> CHALLENGE
Check every line for the word "Selatan" and give the number of lines where it occurs, nothing else.

> EXTRACTED ENTRIES
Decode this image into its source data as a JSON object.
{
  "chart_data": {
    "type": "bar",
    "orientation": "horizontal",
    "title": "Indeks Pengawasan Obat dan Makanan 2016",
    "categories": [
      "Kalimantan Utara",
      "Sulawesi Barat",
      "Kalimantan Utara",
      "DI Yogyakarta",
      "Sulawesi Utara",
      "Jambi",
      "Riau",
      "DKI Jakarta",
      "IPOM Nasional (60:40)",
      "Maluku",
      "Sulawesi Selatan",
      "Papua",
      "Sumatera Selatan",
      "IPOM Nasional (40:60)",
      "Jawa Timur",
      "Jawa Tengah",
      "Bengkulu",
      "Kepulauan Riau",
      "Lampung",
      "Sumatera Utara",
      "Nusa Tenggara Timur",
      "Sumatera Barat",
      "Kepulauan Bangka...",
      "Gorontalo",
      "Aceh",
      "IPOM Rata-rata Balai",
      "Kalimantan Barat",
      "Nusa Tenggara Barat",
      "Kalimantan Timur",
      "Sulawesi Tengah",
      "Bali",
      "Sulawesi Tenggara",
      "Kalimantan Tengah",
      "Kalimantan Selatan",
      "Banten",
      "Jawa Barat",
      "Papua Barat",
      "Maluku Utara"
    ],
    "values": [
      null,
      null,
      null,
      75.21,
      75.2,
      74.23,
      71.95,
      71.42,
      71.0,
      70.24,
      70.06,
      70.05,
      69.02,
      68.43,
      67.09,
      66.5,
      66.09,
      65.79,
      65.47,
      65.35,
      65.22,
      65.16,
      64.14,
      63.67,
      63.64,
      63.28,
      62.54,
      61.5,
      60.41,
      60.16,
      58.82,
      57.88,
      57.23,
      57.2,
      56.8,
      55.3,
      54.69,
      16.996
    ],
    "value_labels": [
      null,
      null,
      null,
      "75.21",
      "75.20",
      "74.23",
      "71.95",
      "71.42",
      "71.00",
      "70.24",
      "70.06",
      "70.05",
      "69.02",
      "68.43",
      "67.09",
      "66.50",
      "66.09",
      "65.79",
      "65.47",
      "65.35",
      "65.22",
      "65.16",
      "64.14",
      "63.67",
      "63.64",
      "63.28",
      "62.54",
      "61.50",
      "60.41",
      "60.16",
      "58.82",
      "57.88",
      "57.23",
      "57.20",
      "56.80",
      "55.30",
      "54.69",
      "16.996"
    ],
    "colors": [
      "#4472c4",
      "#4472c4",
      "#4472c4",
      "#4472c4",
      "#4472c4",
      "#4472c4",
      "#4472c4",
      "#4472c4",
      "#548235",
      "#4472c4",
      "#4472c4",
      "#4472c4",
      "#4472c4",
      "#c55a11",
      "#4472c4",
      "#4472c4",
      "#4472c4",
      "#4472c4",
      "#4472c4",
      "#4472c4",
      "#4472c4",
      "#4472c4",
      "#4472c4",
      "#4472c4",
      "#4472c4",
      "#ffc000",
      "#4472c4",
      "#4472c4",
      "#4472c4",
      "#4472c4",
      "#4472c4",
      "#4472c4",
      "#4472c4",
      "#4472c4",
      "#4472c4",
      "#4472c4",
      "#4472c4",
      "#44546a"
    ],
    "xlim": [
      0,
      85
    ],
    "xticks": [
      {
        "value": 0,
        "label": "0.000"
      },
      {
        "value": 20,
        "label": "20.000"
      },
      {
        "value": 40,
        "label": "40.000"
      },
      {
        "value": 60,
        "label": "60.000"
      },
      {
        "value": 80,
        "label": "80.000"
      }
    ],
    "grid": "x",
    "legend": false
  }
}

> FINISHED EXERCISE
3